**Problem to work on**
Copy each line holding the string "Physical".

**Given data**
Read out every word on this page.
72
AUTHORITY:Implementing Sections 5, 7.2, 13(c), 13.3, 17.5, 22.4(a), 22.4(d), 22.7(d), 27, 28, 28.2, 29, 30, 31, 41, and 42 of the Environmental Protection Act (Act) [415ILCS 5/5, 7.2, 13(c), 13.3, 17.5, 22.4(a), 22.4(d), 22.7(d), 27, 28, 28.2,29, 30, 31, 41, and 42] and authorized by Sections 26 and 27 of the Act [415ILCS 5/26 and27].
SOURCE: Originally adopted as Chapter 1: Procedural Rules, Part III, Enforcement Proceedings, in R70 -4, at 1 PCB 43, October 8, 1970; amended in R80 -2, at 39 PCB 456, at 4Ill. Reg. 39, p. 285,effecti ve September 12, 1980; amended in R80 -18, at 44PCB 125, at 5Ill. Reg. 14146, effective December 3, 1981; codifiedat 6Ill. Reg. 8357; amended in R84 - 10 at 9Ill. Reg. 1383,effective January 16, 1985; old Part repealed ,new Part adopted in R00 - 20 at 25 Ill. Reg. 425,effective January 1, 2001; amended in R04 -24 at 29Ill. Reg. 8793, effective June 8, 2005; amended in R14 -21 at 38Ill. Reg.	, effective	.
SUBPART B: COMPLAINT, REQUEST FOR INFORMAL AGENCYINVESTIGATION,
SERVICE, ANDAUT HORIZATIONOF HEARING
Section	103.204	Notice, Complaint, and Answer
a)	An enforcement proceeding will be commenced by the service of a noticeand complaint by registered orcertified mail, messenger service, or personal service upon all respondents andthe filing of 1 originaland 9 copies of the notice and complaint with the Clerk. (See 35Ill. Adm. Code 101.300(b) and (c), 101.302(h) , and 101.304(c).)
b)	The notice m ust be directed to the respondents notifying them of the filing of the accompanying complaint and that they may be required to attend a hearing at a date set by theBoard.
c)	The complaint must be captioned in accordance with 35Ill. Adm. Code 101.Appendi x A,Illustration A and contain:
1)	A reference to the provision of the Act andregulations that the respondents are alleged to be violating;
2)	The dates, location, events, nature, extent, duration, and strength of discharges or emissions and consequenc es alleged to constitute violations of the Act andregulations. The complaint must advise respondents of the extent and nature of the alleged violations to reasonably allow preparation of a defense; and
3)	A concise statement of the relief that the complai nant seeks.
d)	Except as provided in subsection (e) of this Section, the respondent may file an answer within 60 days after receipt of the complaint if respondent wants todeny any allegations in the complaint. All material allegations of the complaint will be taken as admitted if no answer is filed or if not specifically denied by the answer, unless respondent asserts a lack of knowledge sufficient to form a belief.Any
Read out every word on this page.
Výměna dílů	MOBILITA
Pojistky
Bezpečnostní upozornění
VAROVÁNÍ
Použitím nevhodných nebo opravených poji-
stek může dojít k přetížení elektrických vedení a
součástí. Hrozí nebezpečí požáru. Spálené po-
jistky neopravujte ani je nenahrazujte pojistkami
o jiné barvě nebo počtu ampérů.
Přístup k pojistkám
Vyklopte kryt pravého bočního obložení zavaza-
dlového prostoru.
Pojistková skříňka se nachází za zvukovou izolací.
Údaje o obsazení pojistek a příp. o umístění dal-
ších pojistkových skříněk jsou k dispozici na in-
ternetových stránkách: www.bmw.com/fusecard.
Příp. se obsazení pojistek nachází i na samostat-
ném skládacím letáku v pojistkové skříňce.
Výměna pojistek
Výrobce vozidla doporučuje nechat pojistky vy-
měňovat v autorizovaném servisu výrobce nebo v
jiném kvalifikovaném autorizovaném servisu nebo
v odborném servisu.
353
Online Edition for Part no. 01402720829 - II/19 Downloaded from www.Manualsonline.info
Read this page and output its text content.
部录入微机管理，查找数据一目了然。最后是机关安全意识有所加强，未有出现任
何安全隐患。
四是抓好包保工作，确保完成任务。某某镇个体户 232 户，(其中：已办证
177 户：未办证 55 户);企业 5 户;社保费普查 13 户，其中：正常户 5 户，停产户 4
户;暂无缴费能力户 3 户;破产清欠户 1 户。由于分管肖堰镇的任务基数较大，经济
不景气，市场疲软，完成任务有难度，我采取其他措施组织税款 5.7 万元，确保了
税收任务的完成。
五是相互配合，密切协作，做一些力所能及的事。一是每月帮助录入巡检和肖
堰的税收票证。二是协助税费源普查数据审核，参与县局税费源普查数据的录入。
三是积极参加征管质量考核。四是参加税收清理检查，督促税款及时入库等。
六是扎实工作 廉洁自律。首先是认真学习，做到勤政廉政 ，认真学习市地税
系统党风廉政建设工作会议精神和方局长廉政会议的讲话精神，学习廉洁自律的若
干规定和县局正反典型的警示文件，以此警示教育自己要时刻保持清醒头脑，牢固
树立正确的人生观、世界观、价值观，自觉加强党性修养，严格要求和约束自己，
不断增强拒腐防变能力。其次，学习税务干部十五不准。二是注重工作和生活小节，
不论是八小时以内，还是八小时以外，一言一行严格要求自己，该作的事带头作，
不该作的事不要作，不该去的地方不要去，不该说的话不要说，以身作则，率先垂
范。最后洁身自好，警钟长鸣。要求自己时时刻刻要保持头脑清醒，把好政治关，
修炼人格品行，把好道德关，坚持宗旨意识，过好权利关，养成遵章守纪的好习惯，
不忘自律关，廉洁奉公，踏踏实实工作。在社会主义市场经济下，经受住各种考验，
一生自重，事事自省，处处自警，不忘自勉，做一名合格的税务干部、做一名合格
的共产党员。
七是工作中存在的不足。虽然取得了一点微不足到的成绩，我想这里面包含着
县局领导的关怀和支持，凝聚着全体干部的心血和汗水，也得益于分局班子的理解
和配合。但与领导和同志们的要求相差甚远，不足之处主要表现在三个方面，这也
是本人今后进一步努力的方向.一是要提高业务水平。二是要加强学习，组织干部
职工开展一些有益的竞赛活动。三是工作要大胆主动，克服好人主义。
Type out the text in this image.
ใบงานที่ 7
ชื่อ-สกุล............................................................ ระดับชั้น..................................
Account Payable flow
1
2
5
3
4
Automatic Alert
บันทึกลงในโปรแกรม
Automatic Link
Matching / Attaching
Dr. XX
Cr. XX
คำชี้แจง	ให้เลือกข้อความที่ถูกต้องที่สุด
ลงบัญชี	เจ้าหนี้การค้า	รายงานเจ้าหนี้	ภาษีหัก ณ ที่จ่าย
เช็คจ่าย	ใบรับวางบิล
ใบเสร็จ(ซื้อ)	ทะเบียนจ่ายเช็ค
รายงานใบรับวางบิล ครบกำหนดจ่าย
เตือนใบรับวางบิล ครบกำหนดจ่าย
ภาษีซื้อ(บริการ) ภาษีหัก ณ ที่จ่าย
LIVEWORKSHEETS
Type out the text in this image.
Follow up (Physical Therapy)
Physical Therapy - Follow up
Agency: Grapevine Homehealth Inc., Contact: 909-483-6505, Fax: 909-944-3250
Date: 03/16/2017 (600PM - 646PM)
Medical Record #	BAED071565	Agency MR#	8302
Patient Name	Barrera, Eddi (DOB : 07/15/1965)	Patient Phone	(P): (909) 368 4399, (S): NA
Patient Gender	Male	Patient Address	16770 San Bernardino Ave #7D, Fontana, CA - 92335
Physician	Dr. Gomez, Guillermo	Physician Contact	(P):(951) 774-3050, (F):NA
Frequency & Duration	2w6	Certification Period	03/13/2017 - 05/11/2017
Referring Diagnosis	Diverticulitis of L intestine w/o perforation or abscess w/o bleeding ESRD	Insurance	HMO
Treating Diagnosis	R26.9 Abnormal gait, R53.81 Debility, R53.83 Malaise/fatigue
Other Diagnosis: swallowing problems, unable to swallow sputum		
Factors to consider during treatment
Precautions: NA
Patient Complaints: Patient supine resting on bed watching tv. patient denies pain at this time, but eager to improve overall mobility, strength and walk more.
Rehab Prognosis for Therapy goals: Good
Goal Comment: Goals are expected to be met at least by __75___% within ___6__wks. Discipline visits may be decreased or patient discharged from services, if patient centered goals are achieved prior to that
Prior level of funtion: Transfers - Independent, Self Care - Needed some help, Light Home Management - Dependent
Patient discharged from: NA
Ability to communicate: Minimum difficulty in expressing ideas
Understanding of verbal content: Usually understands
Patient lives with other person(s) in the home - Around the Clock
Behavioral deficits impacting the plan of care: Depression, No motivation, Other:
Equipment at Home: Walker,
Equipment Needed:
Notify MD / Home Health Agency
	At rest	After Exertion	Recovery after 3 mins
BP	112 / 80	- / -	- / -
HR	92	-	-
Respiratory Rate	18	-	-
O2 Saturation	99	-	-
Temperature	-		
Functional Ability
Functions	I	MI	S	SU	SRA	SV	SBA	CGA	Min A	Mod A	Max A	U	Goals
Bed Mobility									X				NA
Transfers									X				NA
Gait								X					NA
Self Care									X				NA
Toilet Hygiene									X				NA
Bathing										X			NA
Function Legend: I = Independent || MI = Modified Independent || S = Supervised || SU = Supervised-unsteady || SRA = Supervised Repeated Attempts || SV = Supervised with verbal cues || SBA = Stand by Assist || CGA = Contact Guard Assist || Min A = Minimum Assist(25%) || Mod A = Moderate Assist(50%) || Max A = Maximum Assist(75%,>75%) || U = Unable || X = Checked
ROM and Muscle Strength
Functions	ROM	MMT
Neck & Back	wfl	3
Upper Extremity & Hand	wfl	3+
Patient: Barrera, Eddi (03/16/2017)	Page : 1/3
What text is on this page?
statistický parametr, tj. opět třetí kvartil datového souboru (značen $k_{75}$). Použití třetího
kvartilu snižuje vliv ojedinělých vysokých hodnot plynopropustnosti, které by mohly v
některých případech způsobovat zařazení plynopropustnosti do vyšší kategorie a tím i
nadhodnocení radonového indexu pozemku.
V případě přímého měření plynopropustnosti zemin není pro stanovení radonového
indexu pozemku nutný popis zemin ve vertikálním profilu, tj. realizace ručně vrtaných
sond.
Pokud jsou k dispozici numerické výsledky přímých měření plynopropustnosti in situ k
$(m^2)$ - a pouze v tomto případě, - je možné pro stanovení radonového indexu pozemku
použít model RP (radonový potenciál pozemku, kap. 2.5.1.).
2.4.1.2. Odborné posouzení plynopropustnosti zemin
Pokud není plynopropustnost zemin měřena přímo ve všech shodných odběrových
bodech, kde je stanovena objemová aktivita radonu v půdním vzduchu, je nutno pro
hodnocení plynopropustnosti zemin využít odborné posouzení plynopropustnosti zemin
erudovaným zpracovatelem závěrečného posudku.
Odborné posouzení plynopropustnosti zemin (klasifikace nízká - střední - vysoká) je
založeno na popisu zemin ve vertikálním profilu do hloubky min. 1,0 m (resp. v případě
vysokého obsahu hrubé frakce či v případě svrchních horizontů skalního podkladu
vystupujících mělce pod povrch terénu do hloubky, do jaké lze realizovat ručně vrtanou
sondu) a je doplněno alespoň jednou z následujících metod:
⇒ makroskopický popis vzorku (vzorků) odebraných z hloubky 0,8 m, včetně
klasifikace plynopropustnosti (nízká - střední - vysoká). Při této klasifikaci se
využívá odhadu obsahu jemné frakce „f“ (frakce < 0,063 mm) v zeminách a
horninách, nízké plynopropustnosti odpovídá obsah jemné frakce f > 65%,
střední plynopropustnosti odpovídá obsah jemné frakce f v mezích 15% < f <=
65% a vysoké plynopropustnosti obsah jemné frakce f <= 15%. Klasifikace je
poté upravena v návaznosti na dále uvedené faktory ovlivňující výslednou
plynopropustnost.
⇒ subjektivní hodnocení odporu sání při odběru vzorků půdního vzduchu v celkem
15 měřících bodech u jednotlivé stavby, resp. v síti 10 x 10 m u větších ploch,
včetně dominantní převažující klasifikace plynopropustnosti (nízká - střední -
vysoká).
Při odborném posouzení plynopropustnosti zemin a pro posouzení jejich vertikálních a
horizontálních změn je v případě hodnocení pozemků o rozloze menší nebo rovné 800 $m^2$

**Task solution**
Follow up (Physical Therapy)
Physical Therapy - Follow up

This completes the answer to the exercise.